# Start of The records
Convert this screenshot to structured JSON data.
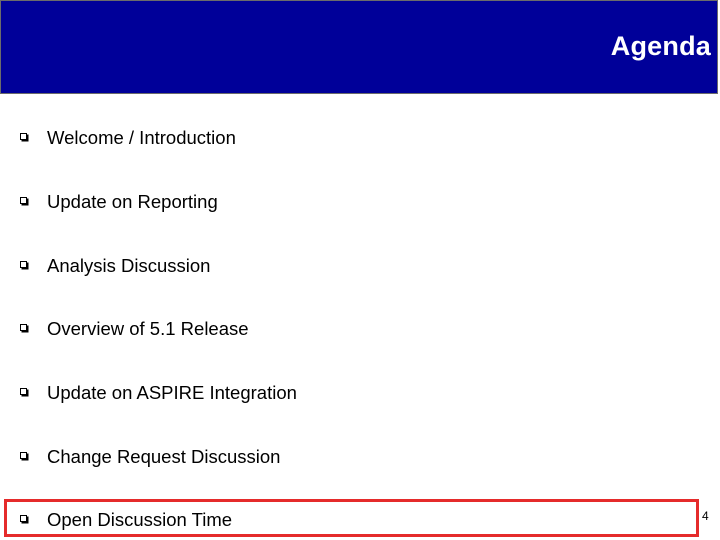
{
  "header": {
    "title": "Agenda"
  },
  "agenda": {
    "items": [
      {
        "label": "Welcome / Introduction"
      },
      {
        "label": "Update on Reporting"
      },
      {
        "label": "Analysis Discussion"
      },
      {
        "label": "Overview of 5.1 Release"
      },
      {
        "label": "Update on ASPIRE Integration"
      },
      {
        "label": "Change Request Discussion"
      },
      {
        "label": "Open Discussion Time"
      }
    ],
    "highlighted_item": "Open Discussion Time"
  },
  "footer": {
    "page_number": "4"
  },
  "colors": {
    "header_bar": "#000099",
    "header_title": "#ffffff",
    "highlight_border": "#e52b2b",
    "body_text": "#000000"
  },
  "icons": {
    "bullet": "hollow-square-bullet-icon"
  }
}
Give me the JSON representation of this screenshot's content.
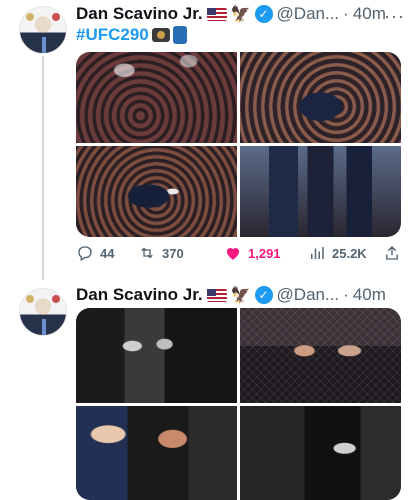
{
  "tweets": [
    {
      "author": {
        "name": "Dan Scavino Jr.",
        "handle": "@Dan...",
        "time": "40m",
        "separator": "·"
      },
      "text": "#UFC290",
      "icons": [
        "flag-us-icon",
        "eagle-icon",
        "verified-badge-icon",
        "more-options-icon",
        "camera-emoji-icon",
        "spool-emoji-icon"
      ],
      "media": [
        "crowd-photo",
        "crowd-photo",
        "crowd-photo",
        "walkout-photo"
      ],
      "stats": {
        "replies": "44",
        "retweets": "370",
        "likes": "1,291",
        "views": "25.2K"
      }
    },
    {
      "author": {
        "name": "Dan Scavino Jr.",
        "handle": "@Dan...",
        "time": "40m",
        "separator": "·"
      },
      "media": [
        "bw-photo",
        "cage-photo",
        "color-photo",
        "bw-photo"
      ]
    }
  ],
  "colors": {
    "link": "#1d9bf0",
    "like": "#f91880",
    "muted": "#536471",
    "text": "#0f1419"
  }
}
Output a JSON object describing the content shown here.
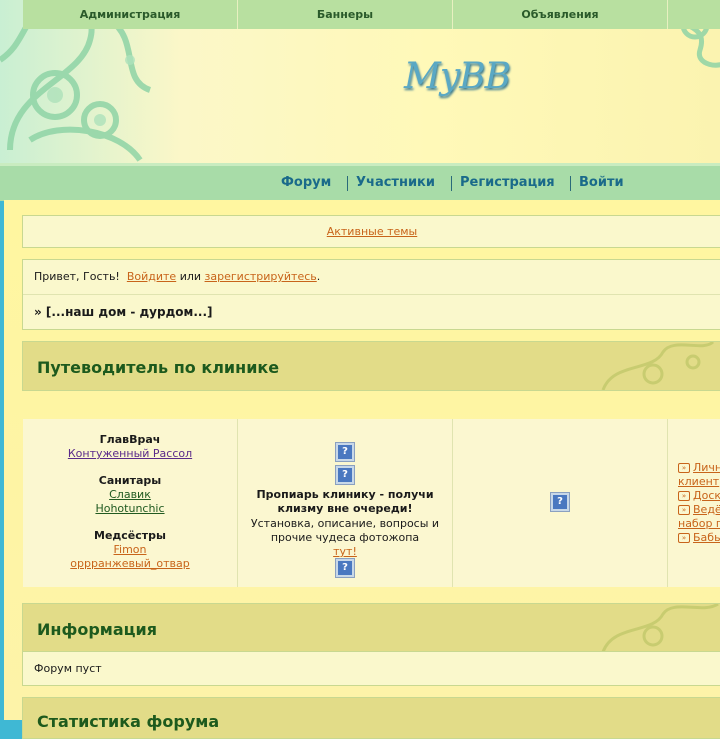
# End of The records
> [Exercise details]
Which lines contain the word "Discussion"? Copy each one.

> [Correct output]
        "label": "Analysis Discussion"
        "label": "Change Request Discussion"
        "label": "Open Discussion Time"
    "highlighted_item": "Open Discussion Time"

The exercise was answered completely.